• [TASK GOAL]:
Transcribe all of the records word for word, but omit the pictures.
━━━━━ DATA FOR THIS TASK
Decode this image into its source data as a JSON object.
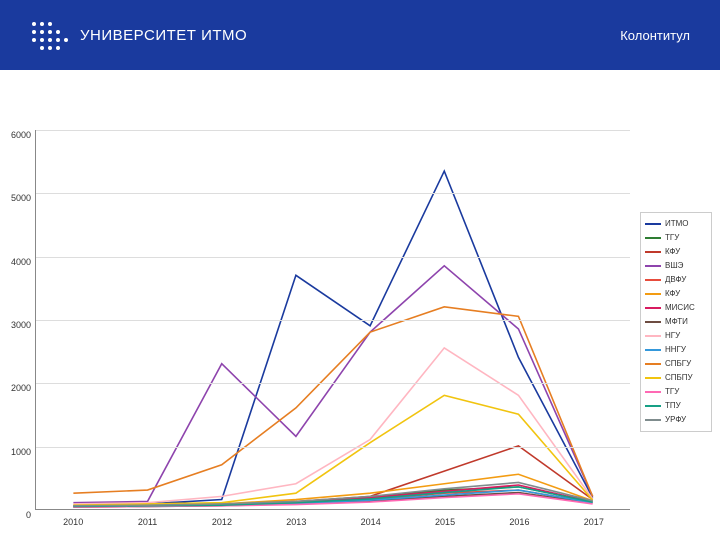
{
  "header": {
    "logo_text": "УНИВЕРСИТЕТ ИТМО",
    "kolontitul": "Колонтитул",
    "bg_color": "#1a3a9e",
    "text_color": "#ffffff"
  },
  "chart": {
    "type": "line",
    "xlabels": [
      "2010",
      "2011",
      "2012",
      "2013",
      "2014",
      "2015",
      "2016",
      "2017"
    ],
    "ylim": [
      0,
      6000
    ],
    "ytick_step": 1000,
    "grid_color": "#dddddd",
    "axis_color": "#888888",
    "line_width": 1.6,
    "series": [
      {
        "name": "ИТМО",
        "color": "#1a3a9e",
        "values": [
          50,
          80,
          150,
          3700,
          2900,
          5350,
          2400,
          180
        ]
      },
      {
        "name": "ТГУ",
        "color": "#2e7d32",
        "values": [
          40,
          60,
          70,
          100,
          180,
          300,
          350,
          120
        ]
      },
      {
        "name": "КФУ",
        "color": "#c0392b",
        "values": [
          60,
          70,
          80,
          120,
          200,
          600,
          1000,
          150
        ]
      },
      {
        "name": "ВШЭ",
        "color": "#8e44ad",
        "values": [
          100,
          120,
          2300,
          1150,
          2800,
          3850,
          2850,
          200
        ]
      },
      {
        "name": "ДВФУ",
        "color": "#e74c3c",
        "values": [
          30,
          40,
          60,
          80,
          150,
          250,
          300,
          100
        ]
      },
      {
        "name": "КФУ",
        "color": "#f39c12",
        "values": [
          50,
          60,
          80,
          150,
          250,
          400,
          550,
          130
        ]
      },
      {
        "name": "МИСИС",
        "color": "#d81b60",
        "values": [
          40,
          50,
          70,
          100,
          180,
          280,
          380,
          110
        ]
      },
      {
        "name": "МФТИ",
        "color": "#6d4c41",
        "values": [
          30,
          40,
          50,
          80,
          120,
          200,
          260,
          90
        ]
      },
      {
        "name": "НГУ",
        "color": "#ffb6c1",
        "values": [
          80,
          100,
          200,
          400,
          1100,
          2550,
          1800,
          160
        ]
      },
      {
        "name": "ННГУ",
        "color": "#3498db",
        "values": [
          40,
          50,
          60,
          90,
          140,
          220,
          300,
          100
        ]
      },
      {
        "name": "СПБГУ",
        "color": "#e67e22",
        "values": [
          250,
          300,
          700,
          1600,
          2800,
          3200,
          3050,
          200
        ]
      },
      {
        "name": "СПБПУ",
        "color": "#f1c40f",
        "values": [
          60,
          80,
          100,
          250,
          1050,
          1800,
          1500,
          140
        ]
      },
      {
        "name": "ТГУ",
        "color": "#ff69b4",
        "values": [
          30,
          40,
          50,
          70,
          110,
          180,
          240,
          80
        ]
      },
      {
        "name": "ТПУ",
        "color": "#16a085",
        "values": [
          40,
          50,
          60,
          100,
          160,
          260,
          350,
          110
        ]
      },
      {
        "name": "УРФУ",
        "color": "#7f8c8d",
        "values": [
          50,
          60,
          80,
          120,
          200,
          320,
          420,
          130
        ]
      }
    ]
  }
}
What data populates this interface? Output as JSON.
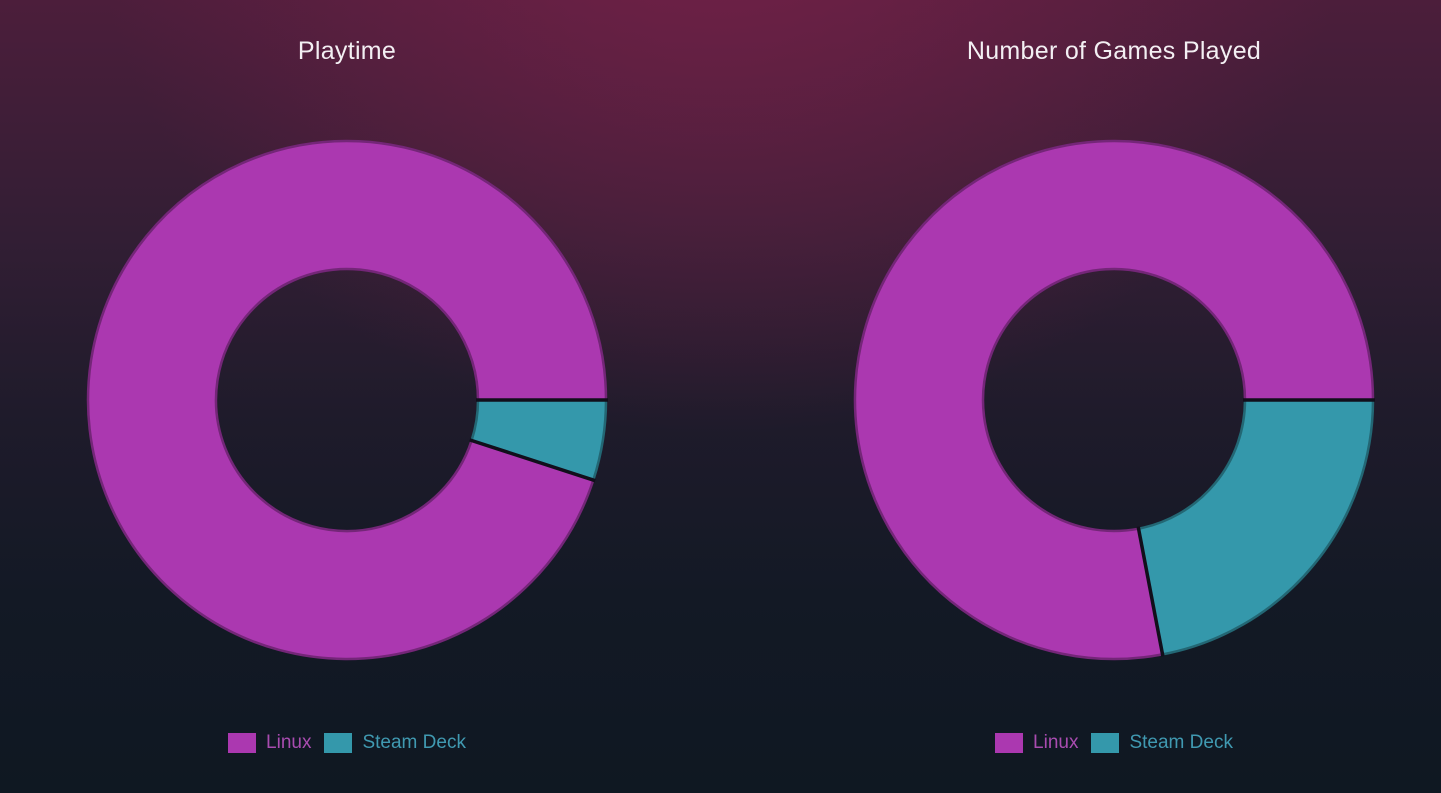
{
  "page": {
    "background_top_color": "#722146",
    "background_bottom_color": "#101823",
    "title_color": "#f3eff3"
  },
  "chart_data": [
    {
      "type": "pie",
      "donut": true,
      "title": "Playtime",
      "labels": [
        "Linux",
        "Steam Deck"
      ],
      "values": [
        95,
        5
      ],
      "unit": "%",
      "colors": [
        "#ab38b0",
        "#3498ab"
      ],
      "legend_position": "bottom",
      "legend_label_colors": [
        "#a94cb0",
        "#4099b1"
      ],
      "start_angle_deg": 0,
      "direction": "counterclockwise"
    },
    {
      "type": "pie",
      "donut": true,
      "title": "Number of Games Played",
      "labels": [
        "Linux",
        "Steam Deck"
      ],
      "values": [
        78,
        22
      ],
      "unit": "%",
      "colors": [
        "#ab38b0",
        "#3498ab"
      ],
      "legend_position": "bottom",
      "legend_label_colors": [
        "#a94cb0",
        "#4099b1"
      ],
      "start_angle_deg": 0,
      "direction": "counterclockwise"
    }
  ]
}
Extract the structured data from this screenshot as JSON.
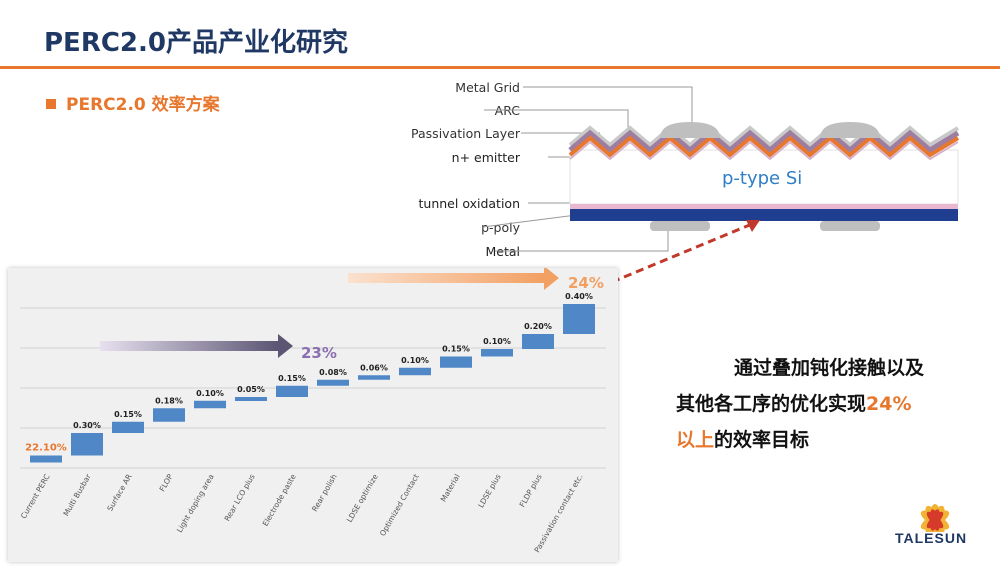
{
  "page": {
    "title": "PERC2.0产品产业化研究",
    "subtitle": "PERC2.0 效率方案"
  },
  "cell_diagram": {
    "labels": {
      "metal_grid": "Metal Grid",
      "arc": "ARC",
      "passivation": "Passivation Layer",
      "emitter": "n+ emitter",
      "tunnel": "tunnel oxidation",
      "ppoly": "p-poly",
      "metal": "Metal"
    },
    "substrate_label": "p-type Si",
    "colors": {
      "arc": "#9d7ea0",
      "emitter": "#e8772e",
      "metal": "#bfbfbf",
      "substrate_text": "#2f7ec6",
      "rear_metal": "#1f3e8f"
    }
  },
  "notes": {
    "line1": "通过叠加钝化接触以及",
    "line2_a": "其他各工序的优化实现",
    "line2_b": "24%",
    "line3_a": "以上",
    "line3_b": "的效率目标"
  },
  "logo": {
    "text": "TALESUN"
  },
  "chart_data": {
    "type": "bar",
    "subtype": "waterfall",
    "categories": [
      "Current PERC",
      "Multi Busbar",
      "Surface AR",
      "FLOP",
      "Light doping area",
      "Rear LCO plus",
      "Electrode paste",
      "Rear polish",
      "LDSE optimize",
      "Optimized Contact",
      "Material",
      "LDSE plus",
      "FLDP plus",
      "Passivation contact etc."
    ],
    "start_value": 22.1,
    "increments": [
      0.3,
      0.15,
      0.18,
      0.1,
      0.05,
      0.15,
      0.08,
      0.06,
      0.1,
      0.15,
      0.1,
      0.2,
      0.4
    ],
    "data_labels": [
      "22.10%",
      "0.30%",
      "0.15%",
      "0.18%",
      "0.10%",
      "0.05%",
      "0.15%",
      "0.08%",
      "0.06%",
      "0.10%",
      "0.15%",
      "0.10%",
      "0.20%",
      "0.40%"
    ],
    "ylim": [
      22.0,
      24.2
    ],
    "annotations": [
      {
        "text": "23%",
        "color": "#8a6fb0"
      },
      {
        "text": "24%",
        "color": "#f2a062"
      }
    ],
    "colors": {
      "bar": "#4f87c7",
      "first_label": "#e8772e"
    },
    "grid": true
  }
}
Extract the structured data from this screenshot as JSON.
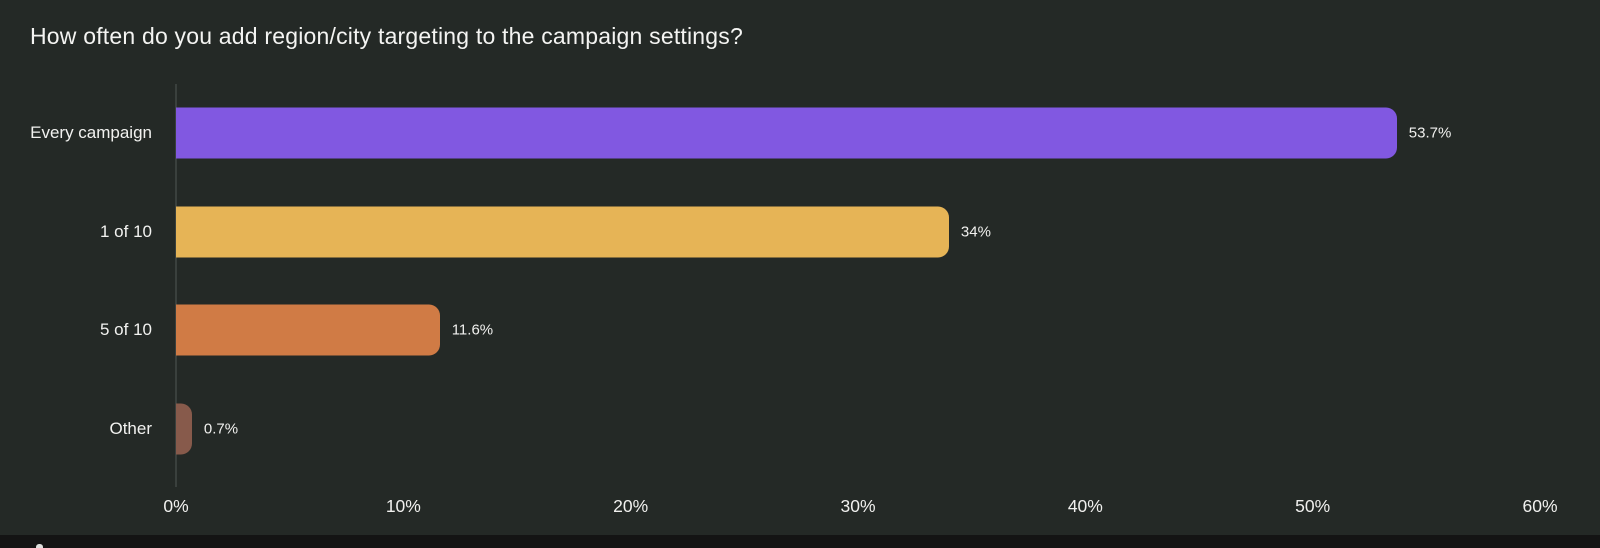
━━━━━━━━━━
• [THE REPLY]:
Decode this image into its source data as a JSON object.
{
  "header": {
    "logo_text": "УНИВЕРСИТЕТ ИТМО",
    "kolontitul": "Колонтитул",
    "bg_color": "#1a3a9e",
    "text_color": "#ffffff"
  },
  "chart": {
    "type": "line",
    "xlabels": [
      "2010",
      "2011",
      "2012",
      "2013",
      "2014",
      "2015",
      "2016",
      "2017"
    ],
    "ylim": [
      0,
      6000
    ],
    "ytick_step": 1000,
    "grid_color": "#dddddd",
    "axis_color": "#888888",
    "line_width": 1.6,
    "series": [
      {
        "name": "ИТМО",
        "color": "#1a3a9e",
        "values": [
          50,
          80,
          150,
          3700,
          2900,
          5350,
          2400,
          180
        ]
      },
      {
        "name": "ТГУ",
        "color": "#2e7d32",
        "values": [
          40,
          60,
          70,
          100,
          180,
          300,
          350,
          120
        ]
      },
      {
        "name": "КФУ",
        "color": "#c0392b",
        "values": [
          60,
          70,
          80,
          120,
          200,
          600,
          1000,
          150
        ]
      },
      {
        "name": "ВШЭ",
        "color": "#8e44ad",
        "values": [
          100,
          120,
          2300,
          1150,
          2800,
          3850,
          2850,
          200
        ]
      },
      {
        "name": "ДВФУ",
        "color": "#e74c3c",
        "values": [
          30,
          40,
          60,
          80,
          150,
          250,
          300,
          100
        ]
      },
      {
        "name": "КФУ",
        "color": "#f39c12",
        "values": [
          50,
          60,
          80,
          150,
          250,
          400,
          550,
          130
        ]
      },
      {
        "name": "МИСИС",
        "color": "#d81b60",
        "values": [
          40,
          50,
          70,
          100,
          180,
          280,
          380,
          110
        ]
      },
      {
        "name": "МФТИ",
        "color": "#6d4c41",
        "values": [
          30,
          40,
          50,
          80,
          120,
          200,
          260,
          90
        ]
      },
      {
        "name": "НГУ",
        "color": "#ffb6c1",
        "values": [
          80,
          100,
          200,
          400,
          1100,
          2550,
          1800,
          160
        ]
      },
      {
        "name": "ННГУ",
        "color": "#3498db",
        "values": [
          40,
          50,
          60,
          90,
          140,
          220,
          300,
          100
        ]
      },
      {
        "name": "СПБГУ",
        "color": "#e67e22",
        "values": [
          250,
          300,
          700,
          1600,
          2800,
          3200,
          3050,
          200
        ]
      },
      {
        "name": "СПБПУ",
        "color": "#f1c40f",
        "values": [
          60,
          80,
          100,
          250,
          1050,
          1800,
          1500,
          140
        ]
      },
      {
        "name": "ТГУ",
        "color": "#ff69b4",
        "values": [
          30,
          40,
          50,
          70,
          110,
          180,
          240,
          80
        ]
      },
      {
        "name": "ТПУ",
        "color": "#16a085",
        "values": [
          40,
          50,
          60,
          100,
          160,
          260,
          350,
          110
        ]
      },
      {
        "name": "УРФУ",
        "color": "#7f8c8d",
        "values": [
          50,
          60,
          80,
          120,
          200,
          320,
          420,
          130
        ]
      }
    ]
  }
}
What data populates this interface? Output as JSON.
{
  "page": {
    "background_top_color": "#722146",
    "background_bottom_color": "#101823",
    "title_color": "#f3eff3"
  },
  "chart_data": [
    {
      "type": "pie",
      "donut": true,
      "title": "Playtime",
      "labels": [
        "Linux",
        "Steam Deck"
      ],
      "values": [
        95,
        5
      ],
      "unit": "%",
      "colors": [
        "#ab38b0",
        "#3498ab"
      ],
      "legend_position": "bottom",
      "legend_label_colors": [
        "#a94cb0",
        "#4099b1"
      ],
      "start_angle_deg": 0,
      "direction": "counterclockwise"
    },
    {
      "type": "pie",
      "donut": true,
      "title": "Number of Games Played",
      "labels": [
        "Linux",
        "Steam Deck"
      ],
      "values": [
        78,
        22
      ],
      "unit": "%",
      "colors": [
        "#ab38b0",
        "#3498ab"
      ],
      "legend_position": "bottom",
      "legend_label_colors": [
        "#a94cb0",
        "#4099b1"
      ],
      "start_angle_deg": 0,
      "direction": "counterclockwise"
    }
  ]
}
Extract the structured data from this screenshot as JSON.
{
  "page": {
    "title": "PERC2.0产品产业化研究",
    "subtitle": "PERC2.0 效率方案"
  },
  "cell_diagram": {
    "labels": {
      "metal_grid": "Metal Grid",
      "arc": "ARC",
      "passivation": "Passivation Layer",
      "emitter": "n+ emitter",
      "tunnel": "tunnel oxidation",
      "ppoly": "p-poly",
      "metal": "Metal"
    },
    "substrate_label": "p-type Si",
    "colors": {
      "arc": "#9d7ea0",
      "emitter": "#e8772e",
      "metal": "#bfbfbf",
      "substrate_text": "#2f7ec6",
      "rear_metal": "#1f3e8f"
    }
  },
  "notes": {
    "line1": "通过叠加钝化接触以及",
    "line2_a": "其他各工序的优化实现",
    "line2_b": "24%",
    "line3_a": "以上",
    "line3_b": "的效率目标"
  },
  "logo": {
    "text": "TALESUN"
  },
  "chart_data": {
    "type": "bar",
    "subtype": "waterfall",
    "categories": [
      "Current PERC",
      "Multi Busbar",
      "Surface AR",
      "FLOP",
      "Light doping area",
      "Rear LCO plus",
      "Electrode paste",
      "Rear polish",
      "LDSE optimize",
      "Optimized Contact",
      "Material",
      "LDSE plus",
      "FLDP plus",
      "Passivation contact etc."
    ],
    "start_value": 22.1,
    "increments": [
      0.3,
      0.15,
      0.18,
      0.1,
      0.05,
      0.15,
      0.08,
      0.06,
      0.1,
      0.15,
      0.1,
      0.2,
      0.4
    ],
    "data_labels": [
      "22.10%",
      "0.30%",
      "0.15%",
      "0.18%",
      "0.10%",
      "0.05%",
      "0.15%",
      "0.08%",
      "0.06%",
      "0.10%",
      "0.15%",
      "0.10%",
      "0.20%",
      "0.40%"
    ],
    "ylim": [
      22.0,
      24.2
    ],
    "annotations": [
      {
        "text": "23%",
        "color": "#8a6fb0"
      },
      {
        "text": "24%",
        "color": "#f2a062"
      }
    ],
    "colors": {
      "bar": "#4f87c7",
      "first_label": "#e8772e"
    },
    "grid": true
  }
}
Extract the structured data from this screenshot as JSON.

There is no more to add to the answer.